> What is required
Every entry below should be repeated exactly; the pictures should not.

= = =

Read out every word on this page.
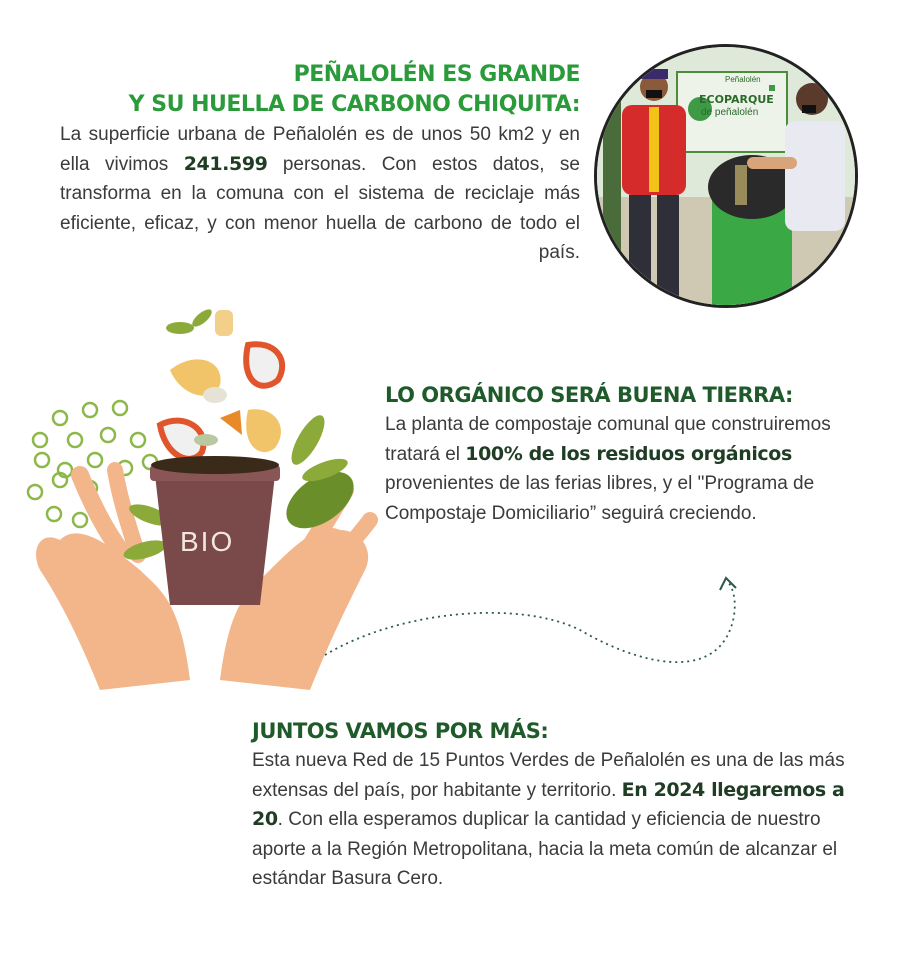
PEÑALOLÉN ES GRANDE
Y SU HUELLA DE CARBONO CHIQUITA:
La superficie urbana de Peñalolén es de unos 50 km2 y en ella vivimos 241.599 personas. Con estos datos, se transforma en la comuna con el sistema de reciclaje más eficiente, eficaz, y con menor huella de carbono de todo el país.
ECOPARQUE
de peñalolén
Peñalolén
BIO
LO ORGÁNICO SERÁ BUENA TIERRA:
La planta de compostaje comunal que construiremos tratará el 100% de los residuos orgánicos provenientes de las ferias libres, y el "Programa de Compostaje Domiciliario” seguirá creciendo.
JUNTOS VAMOS POR MÁS:
Esta nueva Red de 15 Puntos Verdes de Peñalolén es una de las más extensas del país, por habitante y territorio. En 2024 llegaremos a 20. Con ella esperamos duplicar la cantidad y eficiencia de nuestro aporte a la Región Metropolitana, hacia la meta común de alcanzar el estándar Basura Cero.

= = =

> Written answer
Read out every word on this page.
PEÑALOLÉN ES GRANDE
Y SU HUELLA DE CARBONO CHIQUITA:
La superficie urbana de Peñalolén es de unos 50 km2 y en ella vivimos 241.599 personas. Con estos datos, se transforma en la comuna con el sistema de reciclaje más eficiente, eficaz, y con menor huella de carbono de todo el país.
ECOPARQUE
de peñalolén
Peñalolén
BIO
LO ORGÁNICO SERÁ BUENA TIERRA:
La planta de compostaje comunal que construiremos tratará el 100% de los residuos orgánicos provenientes de las ferias libres, y el "Programa de Compostaje Domiciliario” seguirá creciendo.
JUNTOS VAMOS POR MÁS:
Esta nueva Red de 15 Puntos Verdes de Peñalolén es una de las más extensas del país, por habitante y territorio. En 2024 llegaremos a 20. Con ella esperamos duplicar la cantidad y eficiencia de nuestro aporte a la Región Metropolitana, hacia la meta común de alcanzar el estándar Basura Cero.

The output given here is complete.